Exercise objective: Copy all lines of the listing that include the string "presentation".

Stored data entries:
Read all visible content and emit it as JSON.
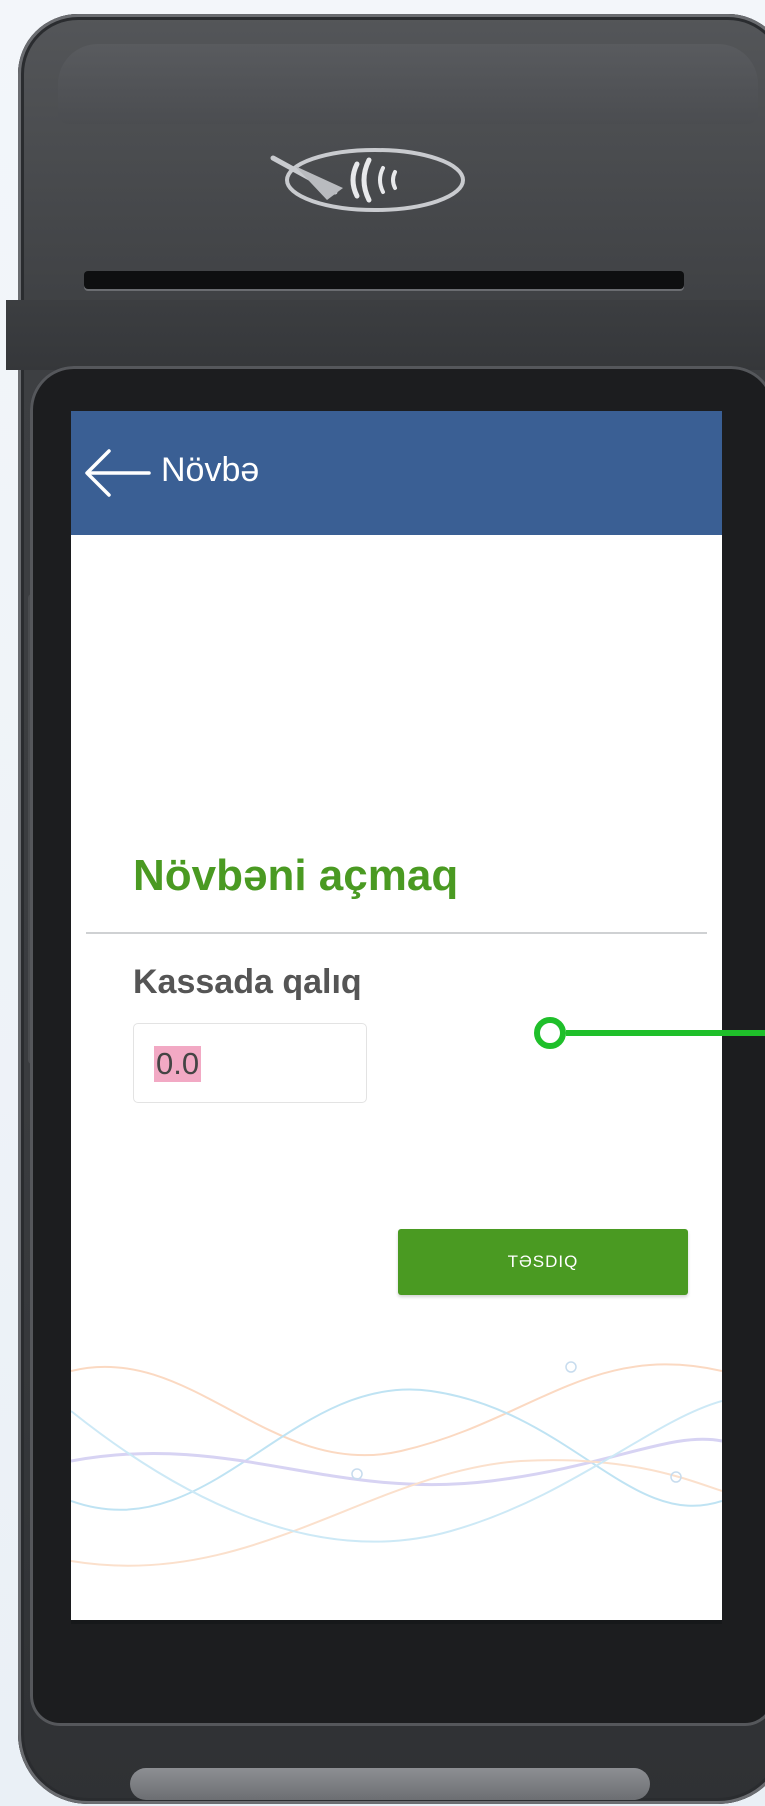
{
  "appbar": {
    "title": "Növbə",
    "background_color": "#3a5f94",
    "back_icon": "arrow-left-icon"
  },
  "form": {
    "section_title": "Növbəni açmaq",
    "field_label": "Kassada qalıq",
    "amount_value": "0.0",
    "confirm_label": "TƏSDIQ"
  },
  "colors": {
    "accent_green": "#4a9a22",
    "callout_green": "#1fbf2a",
    "selection_highlight": "#f2a9c4"
  },
  "device": {
    "nfc_icon": "contactless-payment-icon"
  }
}
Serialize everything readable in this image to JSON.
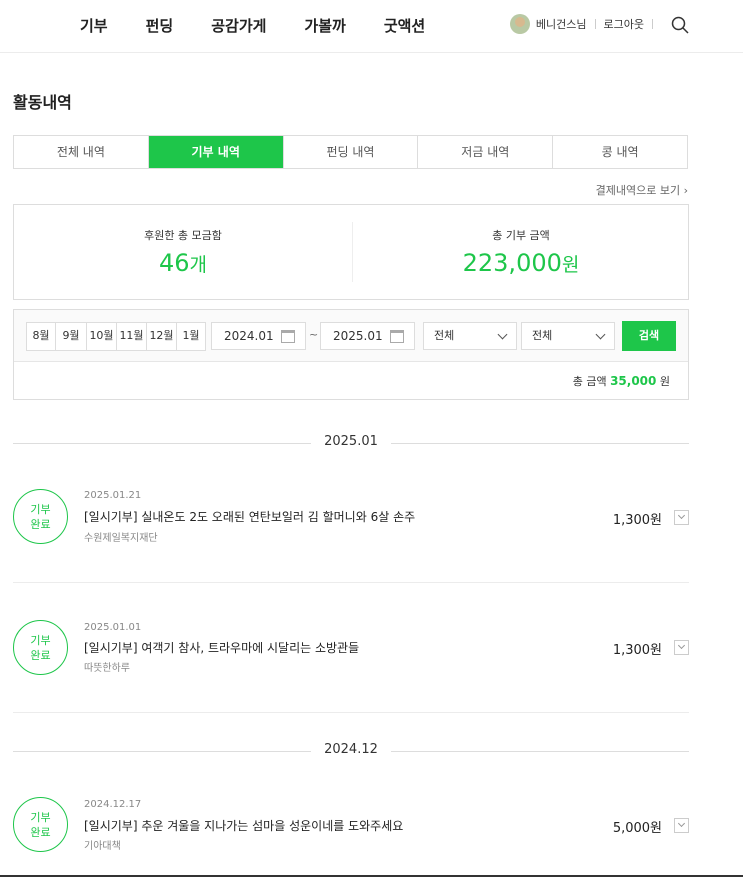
{
  "nav": {
    "menu": [
      "기부",
      "펀딩",
      "공감가게",
      "가볼까",
      "굿액션"
    ],
    "user_name": "베니건스님",
    "logout": "로그아웃"
  },
  "page": {
    "title": "활동내역",
    "tabs": [
      {
        "label": "전체 내역",
        "active": false
      },
      {
        "label": "기부 내역",
        "active": true
      },
      {
        "label": "펀딩 내역",
        "active": false
      },
      {
        "label": "저금 내역",
        "active": false
      },
      {
        "label": "콩 내역",
        "active": false
      }
    ],
    "payment_link": "결제내역으로 보기"
  },
  "summary": {
    "total_count_label": "후원한 총 모금함",
    "total_count_value": "46",
    "total_count_unit": "개",
    "total_amount_label": "총 기부 금액",
    "total_amount_value": "223,000",
    "total_amount_unit": "원"
  },
  "filter": {
    "months": [
      "8월",
      "9월",
      "10월",
      "11월",
      "12월",
      "1월"
    ],
    "date_from": "2024.01",
    "date_to": "2025.01",
    "tilde": "~",
    "select1": "전체",
    "select2": "전체",
    "search_label": "검색",
    "total_label": "총 금액",
    "total_value": "35,000",
    "total_unit": "원"
  },
  "groups": [
    {
      "month": "2025.01",
      "entries": [
        {
          "badge_line1": "기부",
          "badge_line2": "완료",
          "date": "2025.01.21",
          "title": "[일시기부] 실내온도 2도 오래된 연탄보일러 김 할머니와 6살 손주",
          "org": "수원제일복지재단",
          "amount": "1,300원"
        },
        {
          "badge_line1": "기부",
          "badge_line2": "완료",
          "date": "2025.01.01",
          "title": "[일시기부] 여객기 참사, 트라우마에 시달리는 소방관들",
          "org": "따뜻한하루",
          "amount": "1,300원"
        }
      ]
    },
    {
      "month": "2024.12",
      "entries": [
        {
          "badge_line1": "기부",
          "badge_line2": "완료",
          "date": "2024.12.17",
          "title": "[일시기부] 추운 겨울을 지나가는 섬마을 성운이네를 도와주세요",
          "org": "기아대책",
          "amount": "5,000원"
        }
      ]
    }
  ]
}
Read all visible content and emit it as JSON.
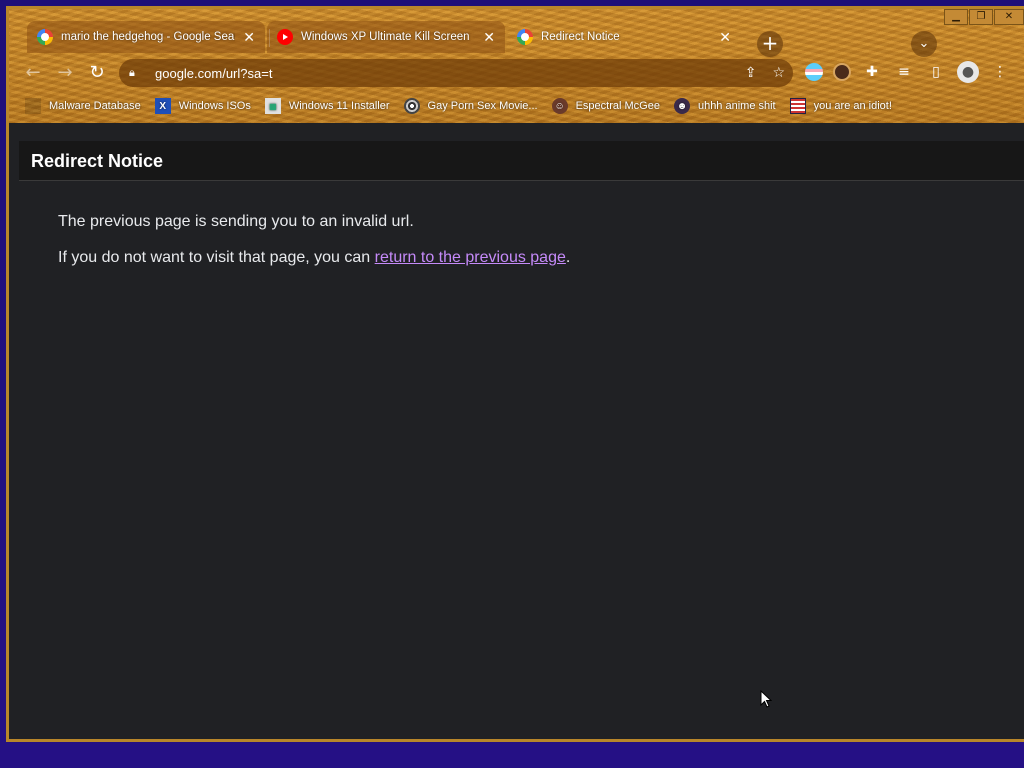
{
  "tabs": [
    {
      "title": "mario the hedgehog - Google Search",
      "icon": "google-icon",
      "close": "✕"
    },
    {
      "title": "Windows XP Ultimate Kill Screen",
      "icon": "youtube-icon",
      "close": "✕"
    },
    {
      "title": "Redirect Notice",
      "icon": "google-icon",
      "close": "✕"
    }
  ],
  "toolbar": {
    "url": "google.com/url?sa=t"
  },
  "bookmarks": [
    {
      "label": "Malware Database",
      "icon": "blank-icon"
    },
    {
      "label": "Windows ISOs",
      "icon": "x-icon"
    },
    {
      "label": "Windows 11 Installer",
      "icon": "windows-icon"
    },
    {
      "label": "Gay Porn Sex Movie...",
      "icon": "disc-icon"
    },
    {
      "label": "Espectral McGee",
      "icon": "character-icon"
    },
    {
      "label": "uhhh anime shit",
      "icon": "anime-icon"
    },
    {
      "label": "you are an idiot!",
      "icon": "flag-icon"
    }
  ],
  "page": {
    "title": "Redirect Notice",
    "line1": "The previous page is sending you to an invalid url.",
    "line2_prefix": "If you do not want to visit that page, you can ",
    "link_text": "return to the previous page",
    "line2_suffix": "."
  },
  "colors": {
    "link": "#c58af9",
    "page_bg": "#202124",
    "header_bg": "#171717"
  }
}
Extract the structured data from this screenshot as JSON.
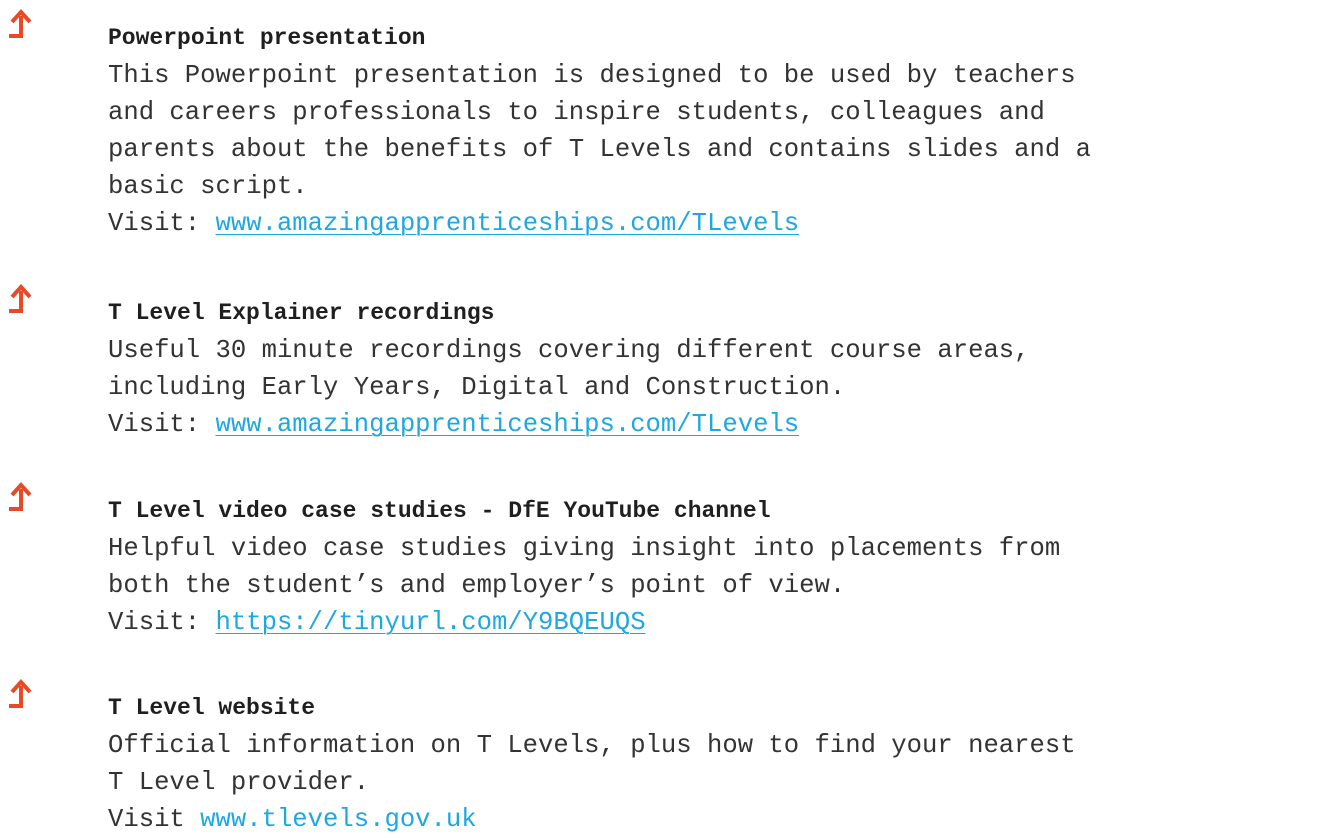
{
  "accent_color": "#e84a27",
  "link_color": "#1ea7e1",
  "resources": [
    {
      "icon": "turn-up-arrow-icon",
      "title": "Powerpoint presentation",
      "description": "This Powerpoint presentation is designed to be used by teachers\nand careers professionals to inspire students, colleagues and\nparents about the benefits of T Levels and contains slides and a\nbasic script.",
      "visit_label": "Visit: ",
      "link": "www.amazingapprenticeships.com/TLevels"
    },
    {
      "icon": "turn-up-arrow-icon",
      "title": "T Level Explainer recordings",
      "description": "Useful 30 minute recordings covering different course areas,\nincluding Early Years, Digital and Construction.",
      "visit_label": "Visit: ",
      "link": "www.amazingapprenticeships.com/TLevels"
    },
    {
      "icon": "turn-up-arrow-icon",
      "title": "T Level video case studies - DfE YouTube channel",
      "description": "Helpful video case studies giving insight into placements from\nboth the student’s and employer’s point of view.",
      "visit_label": "Visit: ",
      "link": "https://tinyurl.com/Y9BQEUQS"
    },
    {
      "icon": "turn-up-arrow-icon",
      "title": "T Level website",
      "description": "Official information on T Levels, plus how to find your nearest\nT Level provider.",
      "visit_label": "Visit ",
      "link": "www.tlevels.gov.uk"
    }
  ]
}
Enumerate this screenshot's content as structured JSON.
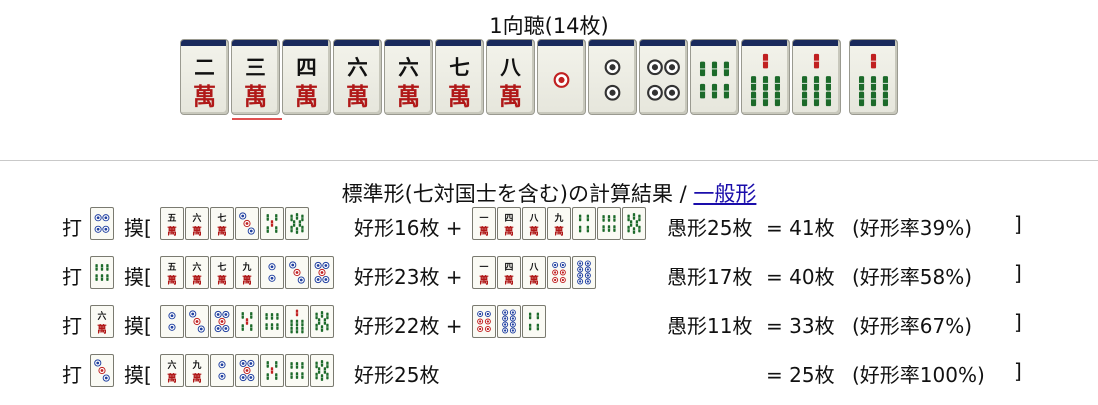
{
  "hand": {
    "title": "1向聴(14枚)",
    "tiles": [
      {
        "kind": "m",
        "num": "二"
      },
      {
        "kind": "m",
        "num": "三"
      },
      {
        "kind": "m",
        "num": "四"
      },
      {
        "kind": "m",
        "num": "六"
      },
      {
        "kind": "m",
        "num": "六"
      },
      {
        "kind": "m",
        "num": "七"
      },
      {
        "kind": "m",
        "num": "八"
      },
      {
        "kind": "p",
        "n": 1
      },
      {
        "kind": "p",
        "n": 2
      },
      {
        "kind": "p",
        "n": 4
      },
      {
        "kind": "s",
        "n": 6
      },
      {
        "kind": "s",
        "n": 7
      },
      {
        "kind": "s",
        "n": 7
      },
      {
        "kind": "s",
        "n": 7
      }
    ]
  },
  "result": {
    "title_prefix": "標準形(七対国士を含む)の計算結果 / ",
    "link": "一般形"
  },
  "labels": {
    "discard": "打",
    "draw": "摸["
  },
  "rows": [
    {
      "discard": {
        "kind": "p",
        "n": 4
      },
      "good": [
        {
          "kind": "m",
          "num": "五"
        },
        {
          "kind": "m",
          "num": "六"
        },
        {
          "kind": "m",
          "num": "七"
        },
        {
          "kind": "p",
          "n": 3
        },
        {
          "kind": "s",
          "n": 5
        },
        {
          "kind": "s",
          "n": 8
        }
      ],
      "good_text": "好形16枚 +",
      "bad": [
        {
          "kind": "m",
          "num": "一"
        },
        {
          "kind": "m",
          "num": "四"
        },
        {
          "kind": "m",
          "num": "八"
        },
        {
          "kind": "m",
          "num": "九"
        },
        {
          "kind": "s",
          "n": 4
        },
        {
          "kind": "s",
          "n": 6
        },
        {
          "kind": "s",
          "n": 8
        }
      ],
      "bad_text": "愚形25枚",
      "total": "= 41枚",
      "rate": "(好形率39%)",
      "close": "]"
    },
    {
      "discard": {
        "kind": "s",
        "n": 6
      },
      "good": [
        {
          "kind": "m",
          "num": "五"
        },
        {
          "kind": "m",
          "num": "六"
        },
        {
          "kind": "m",
          "num": "七"
        },
        {
          "kind": "m",
          "num": "九"
        },
        {
          "kind": "p",
          "n": 2
        },
        {
          "kind": "p",
          "n": 3
        },
        {
          "kind": "p",
          "n": 5
        }
      ],
      "good_text": "好形23枚 +",
      "bad": [
        {
          "kind": "m",
          "num": "一"
        },
        {
          "kind": "m",
          "num": "四"
        },
        {
          "kind": "m",
          "num": "八"
        },
        {
          "kind": "p",
          "n": 6
        },
        {
          "kind": "p",
          "n": 8
        }
      ],
      "bad_text": "愚形17枚",
      "total": "= 40枚",
      "rate": "(好形率58%)",
      "close": "]"
    },
    {
      "discard": {
        "kind": "m",
        "num": "六"
      },
      "good": [
        {
          "kind": "p",
          "n": 2
        },
        {
          "kind": "p",
          "n": 3
        },
        {
          "kind": "p",
          "n": 5
        },
        {
          "kind": "s",
          "n": 5
        },
        {
          "kind": "s",
          "n": 6
        },
        {
          "kind": "s",
          "n": 7
        },
        {
          "kind": "s",
          "n": 8
        }
      ],
      "good_text": "好形22枚 +",
      "bad": [
        {
          "kind": "p",
          "n": 6
        },
        {
          "kind": "p",
          "n": 8
        },
        {
          "kind": "s",
          "n": 4
        }
      ],
      "bad_text": "愚形11枚",
      "total": "= 33枚",
      "rate": "(好形率67%)",
      "close": "]"
    },
    {
      "discard": {
        "kind": "p",
        "n": 3
      },
      "good": [
        {
          "kind": "m",
          "num": "六"
        },
        {
          "kind": "m",
          "num": "九"
        },
        {
          "kind": "p",
          "n": 2
        },
        {
          "kind": "p",
          "n": 5
        },
        {
          "kind": "s",
          "n": 5
        },
        {
          "kind": "s",
          "n": 6
        },
        {
          "kind": "s",
          "n": 8
        }
      ],
      "good_text": "好形25枚",
      "bad": [],
      "bad_text": "",
      "total": "= 25枚",
      "rate": "(好形率100%)",
      "close": "]"
    }
  ]
}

Exercise answer:
      "title": "Powerpoint presentation",
      "description": "This Powerpoint presentation is designed to be used by teachers\nand careers professionals to inspire students, colleagues and\nparents about the benefits of T Levels and contains slides and a\nbasic script.",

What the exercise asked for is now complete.